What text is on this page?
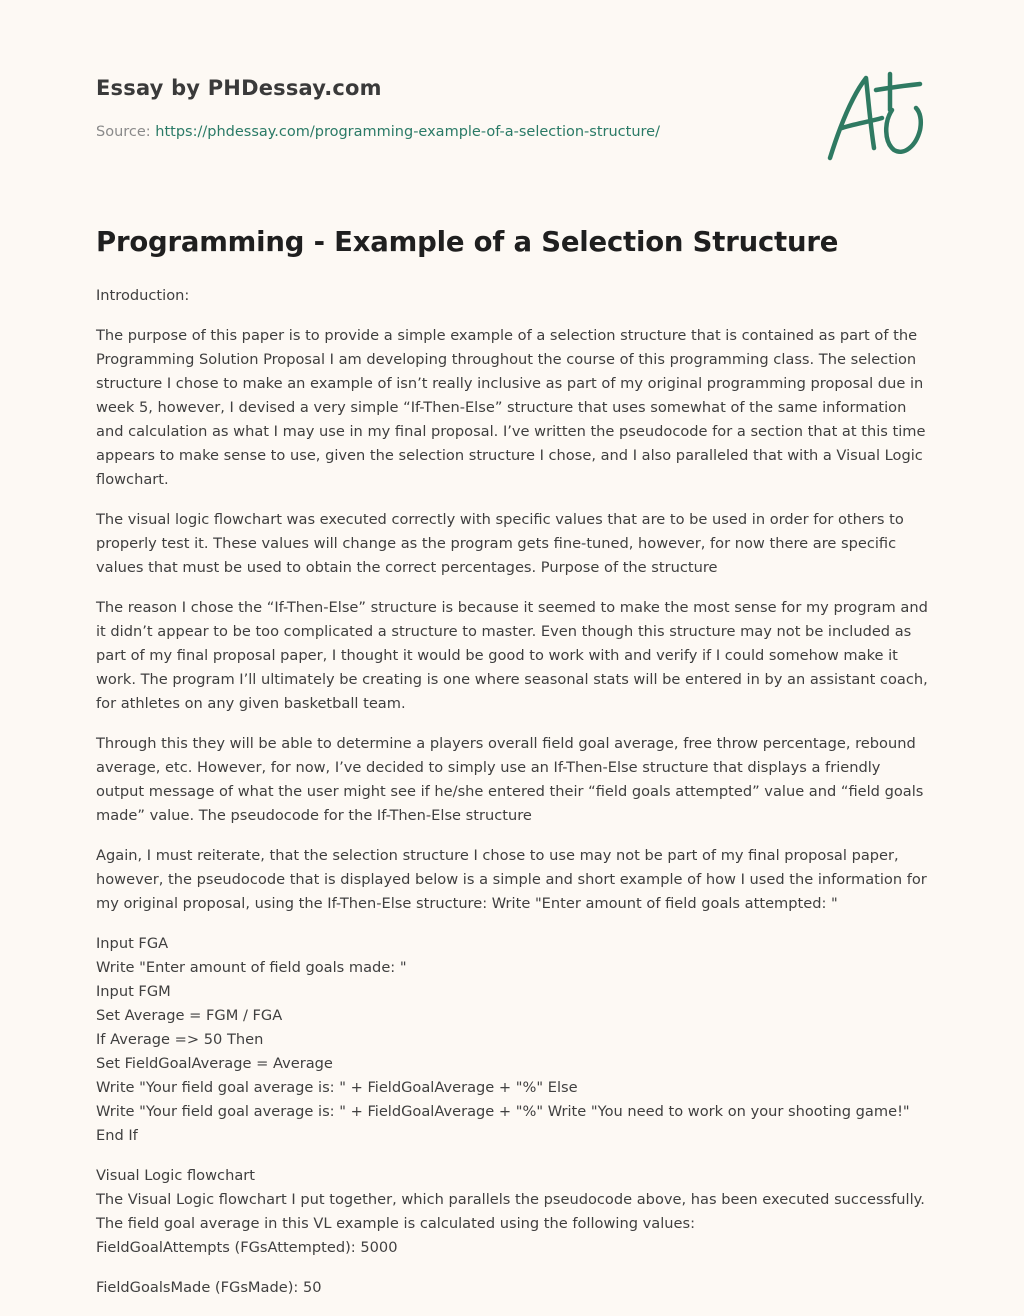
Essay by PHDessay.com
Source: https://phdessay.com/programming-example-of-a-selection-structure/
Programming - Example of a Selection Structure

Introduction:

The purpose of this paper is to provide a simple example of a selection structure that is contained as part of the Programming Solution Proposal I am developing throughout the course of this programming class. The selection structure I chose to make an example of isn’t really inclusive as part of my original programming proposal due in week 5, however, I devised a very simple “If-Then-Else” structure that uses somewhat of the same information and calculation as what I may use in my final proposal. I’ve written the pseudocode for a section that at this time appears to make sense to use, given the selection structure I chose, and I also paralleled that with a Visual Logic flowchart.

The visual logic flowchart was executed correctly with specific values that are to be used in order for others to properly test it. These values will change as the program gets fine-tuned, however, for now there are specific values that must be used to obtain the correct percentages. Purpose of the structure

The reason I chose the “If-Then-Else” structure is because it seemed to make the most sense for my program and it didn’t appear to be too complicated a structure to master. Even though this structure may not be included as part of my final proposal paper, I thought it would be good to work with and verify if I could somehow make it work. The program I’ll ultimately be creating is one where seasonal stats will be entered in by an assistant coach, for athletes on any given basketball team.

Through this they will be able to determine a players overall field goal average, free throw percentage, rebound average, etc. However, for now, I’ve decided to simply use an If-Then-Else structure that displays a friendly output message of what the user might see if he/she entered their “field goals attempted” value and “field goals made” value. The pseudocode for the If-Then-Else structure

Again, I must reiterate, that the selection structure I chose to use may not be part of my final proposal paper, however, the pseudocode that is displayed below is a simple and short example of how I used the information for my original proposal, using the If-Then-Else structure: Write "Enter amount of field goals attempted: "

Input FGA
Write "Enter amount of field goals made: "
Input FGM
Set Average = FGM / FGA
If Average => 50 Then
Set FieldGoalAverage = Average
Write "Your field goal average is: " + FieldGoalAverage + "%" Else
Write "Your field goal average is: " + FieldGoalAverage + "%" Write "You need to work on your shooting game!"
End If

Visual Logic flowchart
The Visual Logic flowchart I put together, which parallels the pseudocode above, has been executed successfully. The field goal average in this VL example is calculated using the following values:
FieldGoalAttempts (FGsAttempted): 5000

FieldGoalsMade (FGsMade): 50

+++

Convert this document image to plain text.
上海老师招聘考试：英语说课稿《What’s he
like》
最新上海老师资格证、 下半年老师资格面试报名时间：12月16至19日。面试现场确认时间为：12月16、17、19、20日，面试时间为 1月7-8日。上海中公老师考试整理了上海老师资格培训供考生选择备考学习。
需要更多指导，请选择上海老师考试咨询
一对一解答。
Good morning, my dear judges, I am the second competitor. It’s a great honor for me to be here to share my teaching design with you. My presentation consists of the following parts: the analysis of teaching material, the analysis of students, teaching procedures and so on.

+++

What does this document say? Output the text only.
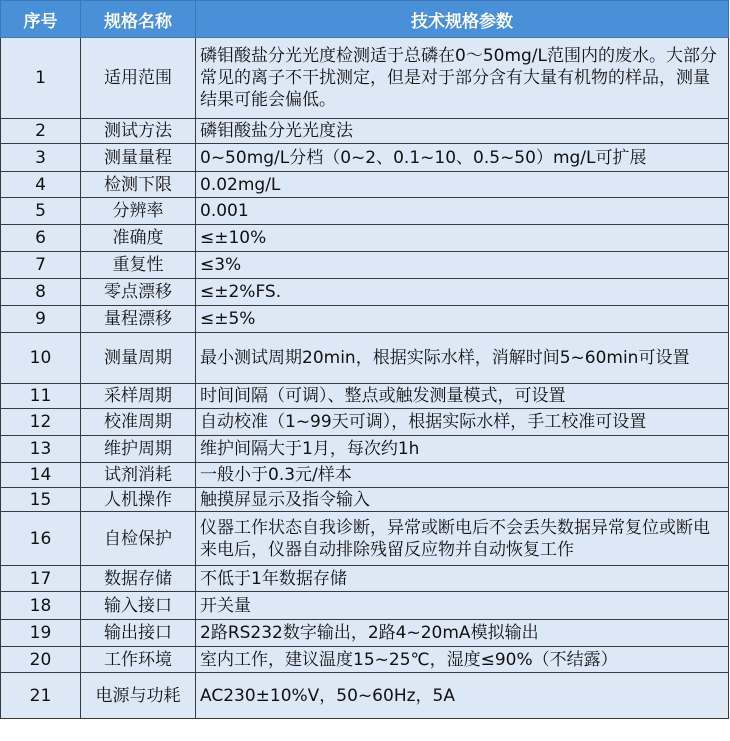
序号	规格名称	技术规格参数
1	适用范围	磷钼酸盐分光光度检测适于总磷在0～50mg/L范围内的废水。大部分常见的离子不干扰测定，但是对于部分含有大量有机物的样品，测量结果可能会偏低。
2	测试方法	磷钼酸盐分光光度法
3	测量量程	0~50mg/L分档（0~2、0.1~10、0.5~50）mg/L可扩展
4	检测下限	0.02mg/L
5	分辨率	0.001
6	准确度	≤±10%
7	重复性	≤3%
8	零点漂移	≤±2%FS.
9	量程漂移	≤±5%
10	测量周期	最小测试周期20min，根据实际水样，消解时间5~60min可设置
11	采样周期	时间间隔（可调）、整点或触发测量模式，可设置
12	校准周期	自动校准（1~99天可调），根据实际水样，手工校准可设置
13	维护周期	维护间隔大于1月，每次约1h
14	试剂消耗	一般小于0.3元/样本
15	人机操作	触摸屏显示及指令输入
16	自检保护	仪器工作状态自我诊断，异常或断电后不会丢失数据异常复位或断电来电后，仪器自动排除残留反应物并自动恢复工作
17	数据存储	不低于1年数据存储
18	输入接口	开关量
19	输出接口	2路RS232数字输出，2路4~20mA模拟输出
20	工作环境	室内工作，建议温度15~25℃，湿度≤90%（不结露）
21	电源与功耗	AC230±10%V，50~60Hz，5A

+++

§ Exercise goal: Find all lines with "this" in them and copy each one.

§ Task solution:
What text is on this page?
The purpose of this paper is to provide a simple example of a selection structure that is contained as part of the Programming Solution Proposal I am developing throughout the course of this programming class. The selection structure I chose to make an example of isn’t really inclusive as part of my original programming proposal due in week 5, however, I devised a very simple “If-Then-Else” structure that uses somewhat of the same information and calculation as what I may use in my final proposal. I’ve written the pseudocode for a section that at this time appears to make sense to use, given the selection structure I chose, and I also paralleled that with a Visual Logic flowchart.
The reason I chose the “If-Then-Else” structure is because it seemed to make the most sense for my program and it didn’t appear to be too complicated a structure to master. Even though this structure may not be included as part of my final proposal paper, I thought it would be good to work with and verify if I could somehow make it work. The program I’ll ultimately be creating is one where seasonal stats will be entered in by an assistant coach, for athletes on any given basketball team.
Through this they will be able to determine a players overall field goal average, free throw percentage, rebound average, etc. However, for now, I’ve decided to simply use an If-Then-Else structure that displays a friendly output message of what the user might see if he/she entered their “field goals attempted” value and “field goals made” value. The pseudocode for the If-Then-Else structure
The Visual Logic flowchart I put together, which parallels the pseudocode above, has been executed successfully. The field goal average in this VL example is calculated using the following values:
Convert this document image to plain text.
What does this document say? Output the text only.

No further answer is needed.